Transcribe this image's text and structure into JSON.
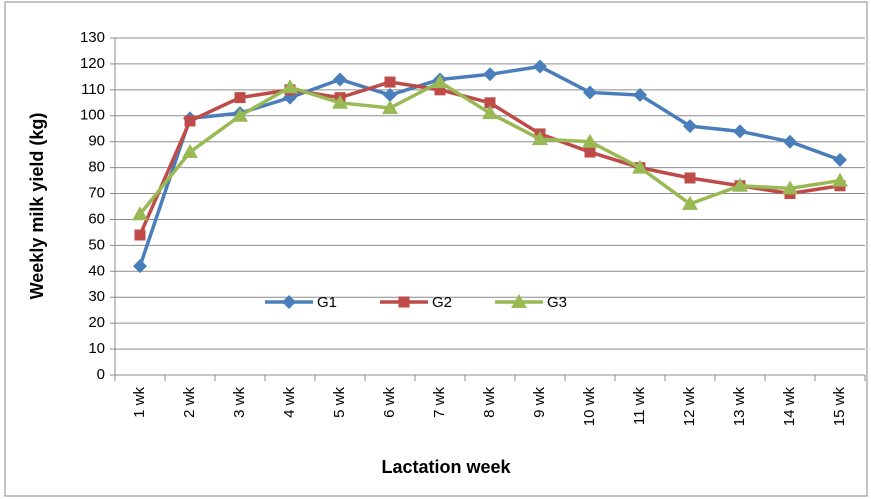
{
  "chart_data": {
    "type": "line",
    "x_label": "Lactation week",
    "y_label": "Weekly milk yield (kg)",
    "categories": [
      "1 wk",
      "2 wk",
      "3 wk",
      "4 wk",
      "5 wk",
      "6 wk",
      "7 wk",
      "8 wk",
      "9 wk",
      "10 wk",
      "11 wk",
      "12 wk",
      "13 wk",
      "14 wk",
      "15 wk"
    ],
    "series": [
      {
        "name": "G1",
        "color": "#4a7ebb",
        "marker": "diamond",
        "values": [
          42,
          99,
          101,
          107,
          114,
          108,
          114,
          116,
          119,
          109,
          108,
          96,
          94,
          90,
          83
        ]
      },
      {
        "name": "G2",
        "color": "#be4b48",
        "marker": "square",
        "values": [
          54,
          98,
          107,
          110,
          107,
          113,
          110,
          105,
          93,
          86,
          80,
          76,
          73,
          70,
          73
        ]
      },
      {
        "name": "G3",
        "color": "#98b954",
        "marker": "triangle",
        "values": [
          62,
          86,
          100,
          111,
          105,
          103,
          113,
          101,
          91,
          90,
          80,
          66,
          73,
          72,
          75
        ]
      }
    ],
    "ylim": [
      0,
      130
    ],
    "yticks": [
      0,
      10,
      20,
      30,
      40,
      50,
      60,
      70,
      80,
      90,
      100,
      110,
      120,
      130
    ],
    "grid": true
  }
}
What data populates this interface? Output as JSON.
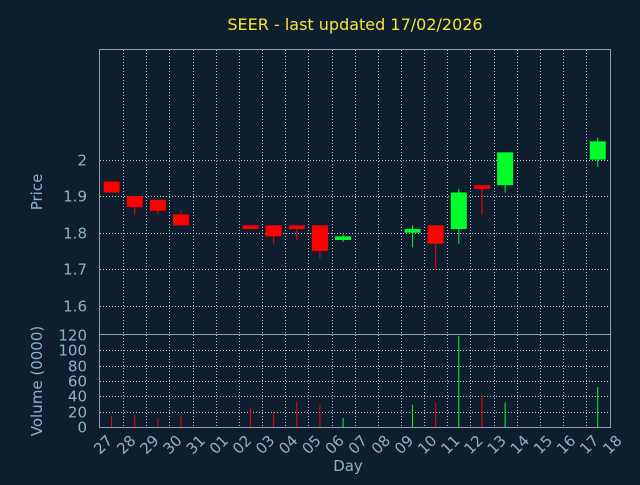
{
  "chart_data": {
    "type": "candlestick",
    "title": "SEER - last updated 17/02/2026",
    "xlabel": "Day",
    "colors": {
      "background": "#0f1e2e",
      "title": "#f5e63c",
      "labels": "#8fb0cc",
      "up": "#00ff2a",
      "down": "#ff0000",
      "grid": "#b9c4cc"
    },
    "x_tick_labels": [
      "27",
      "28",
      "29",
      "30",
      "31",
      "01",
      "02",
      "03",
      "04",
      "05",
      "06",
      "07",
      "08",
      "09",
      "10",
      "11",
      "12",
      "13",
      "14",
      "15",
      "16",
      "17",
      "18"
    ],
    "price": {
      "ylabel": "Price",
      "ylim": [
        1.52,
        2.3
      ],
      "yticks": [
        1.6,
        1.7,
        1.8,
        1.9,
        2.0
      ],
      "ytick_labels": [
        "1.6",
        "1.7",
        "1.8",
        "1.9",
        "2"
      ],
      "candles": [
        {
          "day": 0,
          "open": 1.94,
          "high": 1.94,
          "low": 1.91,
          "close": 1.91
        },
        {
          "day": 1,
          "open": 1.9,
          "high": 1.9,
          "low": 1.85,
          "close": 1.87
        },
        {
          "day": 2,
          "open": 1.89,
          "high": 1.89,
          "low": 1.85,
          "close": 1.86
        },
        {
          "day": 3,
          "open": 1.85,
          "high": 1.86,
          "low": 1.82,
          "close": 1.82
        },
        {
          "day": 6,
          "open": 1.82,
          "high": 1.82,
          "low": 1.81,
          "close": 1.81
        },
        {
          "day": 7,
          "open": 1.82,
          "high": 1.82,
          "low": 1.77,
          "close": 1.79
        },
        {
          "day": 8,
          "open": 1.82,
          "high": 1.82,
          "low": 1.78,
          "close": 1.81
        },
        {
          "day": 9,
          "open": 1.82,
          "high": 1.82,
          "low": 1.73,
          "close": 1.75
        },
        {
          "day": 10,
          "open": 1.78,
          "high": 1.795,
          "low": 1.775,
          "close": 1.79
        },
        {
          "day": 13,
          "open": 1.8,
          "high": 1.82,
          "low": 1.76,
          "close": 1.81
        },
        {
          "day": 14,
          "open": 1.82,
          "high": 1.82,
          "low": 1.7,
          "close": 1.77
        },
        {
          "day": 15,
          "open": 1.81,
          "high": 1.92,
          "low": 1.77,
          "close": 1.91
        },
        {
          "day": 16,
          "open": 1.93,
          "high": 1.93,
          "low": 1.85,
          "close": 1.92
        },
        {
          "day": 17,
          "open": 1.93,
          "high": 2.02,
          "low": 1.91,
          "close": 2.02
        },
        {
          "day": 21,
          "open": 2.0,
          "high": 2.06,
          "low": 1.98,
          "close": 2.05
        }
      ]
    },
    "volume": {
      "ylabel": "Volume (0000)",
      "ylim": [
        0,
        120
      ],
      "yticks": [
        0,
        20,
        40,
        60,
        80,
        100,
        120
      ],
      "ytick_labels": [
        "0",
        "20",
        "40",
        "60",
        "80",
        "100",
        "120"
      ],
      "bars": [
        {
          "day": 0,
          "value": 14,
          "dir": "down"
        },
        {
          "day": 1,
          "value": 16,
          "dir": "down"
        },
        {
          "day": 2,
          "value": 11,
          "dir": "down"
        },
        {
          "day": 3,
          "value": 15,
          "dir": "down"
        },
        {
          "day": 6,
          "value": 25,
          "dir": "down"
        },
        {
          "day": 7,
          "value": 20,
          "dir": "down"
        },
        {
          "day": 8,
          "value": 33,
          "dir": "down"
        },
        {
          "day": 9,
          "value": 29,
          "dir": "down"
        },
        {
          "day": 10,
          "value": 12,
          "dir": "up"
        },
        {
          "day": 13,
          "value": 29,
          "dir": "up"
        },
        {
          "day": 14,
          "value": 32,
          "dir": "down"
        },
        {
          "day": 15,
          "value": 119,
          "dir": "up"
        },
        {
          "day": 16,
          "value": 42,
          "dir": "down"
        },
        {
          "day": 17,
          "value": 32,
          "dir": "up"
        },
        {
          "day": 21,
          "value": 52,
          "dir": "up"
        }
      ]
    }
  }
}
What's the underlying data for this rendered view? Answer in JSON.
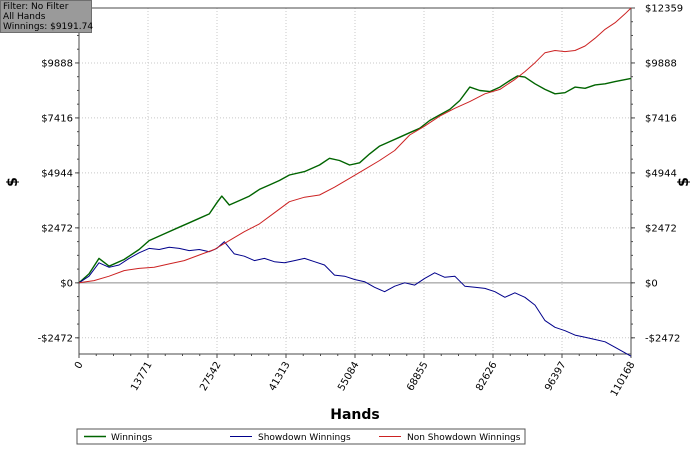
= = = =
→ **WHAT IS BEING ASKED**: Give all the lines above again, character for character, without pictures.

→ **TASK OUTPUT**:
Transcribe this image's text and structure into JSON.
{
  "chart_data": {
    "type": "line",
    "x_label": "Lactation week",
    "y_label": "Weekly milk yield (kg)",
    "categories": [
      "1 wk",
      "2 wk",
      "3 wk",
      "4 wk",
      "5 wk",
      "6 wk",
      "7 wk",
      "8 wk",
      "9 wk",
      "10 wk",
      "11 wk",
      "12 wk",
      "13 wk",
      "14 wk",
      "15 wk"
    ],
    "series": [
      {
        "name": "G1",
        "color": "#4a7ebb",
        "marker": "diamond",
        "values": [
          42,
          99,
          101,
          107,
          114,
          108,
          114,
          116,
          119,
          109,
          108,
          96,
          94,
          90,
          83
        ]
      },
      {
        "name": "G2",
        "color": "#be4b48",
        "marker": "square",
        "values": [
          54,
          98,
          107,
          110,
          107,
          113,
          110,
          105,
          93,
          86,
          80,
          76,
          73,
          70,
          73
        ]
      },
      {
        "name": "G3",
        "color": "#98b954",
        "marker": "triangle",
        "values": [
          62,
          86,
          100,
          111,
          105,
          103,
          113,
          101,
          91,
          90,
          80,
          66,
          73,
          72,
          75
        ]
      }
    ],
    "ylim": [
      0,
      130
    ],
    "yticks": [
      0,
      10,
      20,
      30,
      40,
      50,
      60,
      70,
      80,
      90,
      100,
      110,
      120,
      130
    ],
    "grid": true
  }
}
What data populates this interface? Output as JSON.
{
  "chart_data": {
    "type": "candlestick",
    "title": "SEER - last updated 17/02/2026",
    "xlabel": "Day",
    "colors": {
      "background": "#0f1e2e",
      "title": "#f5e63c",
      "labels": "#8fb0cc",
      "up": "#00ff2a",
      "down": "#ff0000",
      "grid": "#b9c4cc"
    },
    "x_tick_labels": [
      "27",
      "28",
      "29",
      "30",
      "31",
      "01",
      "02",
      "03",
      "04",
      "05",
      "06",
      "07",
      "08",
      "09",
      "10",
      "11",
      "12",
      "13",
      "14",
      "15",
      "16",
      "17",
      "18"
    ],
    "price": {
      "ylabel": "Price",
      "ylim": [
        1.52,
        2.3
      ],
      "yticks": [
        1.6,
        1.7,
        1.8,
        1.9,
        2.0
      ],
      "ytick_labels": [
        "1.6",
        "1.7",
        "1.8",
        "1.9",
        "2"
      ],
      "candles": [
        {
          "day": 0,
          "open": 1.94,
          "high": 1.94,
          "low": 1.91,
          "close": 1.91
        },
        {
          "day": 1,
          "open": 1.9,
          "high": 1.9,
          "low": 1.85,
          "close": 1.87
        },
        {
          "day": 2,
          "open": 1.89,
          "high": 1.89,
          "low": 1.85,
          "close": 1.86
        },
        {
          "day": 3,
          "open": 1.85,
          "high": 1.86,
          "low": 1.82,
          "close": 1.82
        },
        {
          "day": 6,
          "open": 1.82,
          "high": 1.82,
          "low": 1.81,
          "close": 1.81
        },
        {
          "day": 7,
          "open": 1.82,
          "high": 1.82,
          "low": 1.77,
          "close": 1.79
        },
        {
          "day": 8,
          "open": 1.82,
          "high": 1.82,
          "low": 1.78,
          "close": 1.81
        },
        {
          "day": 9,
          "open": 1.82,
          "high": 1.82,
          "low": 1.73,
          "close": 1.75
        },
        {
          "day": 10,
          "open": 1.78,
          "high": 1.795,
          "low": 1.775,
          "close": 1.79
        },
        {
          "day": 13,
          "open": 1.8,
          "high": 1.82,
          "low": 1.76,
          "close": 1.81
        },
        {
          "day": 14,
          "open": 1.82,
          "high": 1.82,
          "low": 1.7,
          "close": 1.77
        },
        {
          "day": 15,
          "open": 1.81,
          "high": 1.92,
          "low": 1.77,
          "close": 1.91
        },
        {
          "day": 16,
          "open": 1.93,
          "high": 1.93,
          "low": 1.85,
          "close": 1.92
        },
        {
          "day": 17,
          "open": 1.93,
          "high": 2.02,
          "low": 1.91,
          "close": 2.02
        },
        {
          "day": 21,
          "open": 2.0,
          "high": 2.06,
          "low": 1.98,
          "close": 2.05
        }
      ]
    },
    "volume": {
      "ylabel": "Volume (0000)",
      "ylim": [
        0,
        120
      ],
      "yticks": [
        0,
        20,
        40,
        60,
        80,
        100,
        120
      ],
      "ytick_labels": [
        "0",
        "20",
        "40",
        "60",
        "80",
        "100",
        "120"
      ],
      "bars": [
        {
          "day": 0,
          "value": 14,
          "dir": "down"
        },
        {
          "day": 1,
          "value": 16,
          "dir": "down"
        },
        {
          "day": 2,
          "value": 11,
          "dir": "down"
        },
        {
          "day": 3,
          "value": 15,
          "dir": "down"
        },
        {
          "day": 6,
          "value": 25,
          "dir": "down"
        },
        {
          "day": 7,
          "value": 20,
          "dir": "down"
        },
        {
          "day": 8,
          "value": 33,
          "dir": "down"
        },
        {
          "day": 9,
          "value": 29,
          "dir": "down"
        },
        {
          "day": 10,
          "value": 12,
          "dir": "up"
        },
        {
          "day": 13,
          "value": 29,
          "dir": "up"
        },
        {
          "day": 14,
          "value": 32,
          "dir": "down"
        },
        {
          "day": 15,
          "value": 119,
          "dir": "up"
        },
        {
          "day": 16,
          "value": 42,
          "dir": "down"
        },
        {
          "day": 17,
          "value": 32,
          "dir": "up"
        },
        {
          "day": 21,
          "value": 52,
          "dir": "up"
        }
      ]
    }
  }
}
What's the underlying data for this rendered view? Answer in JSON.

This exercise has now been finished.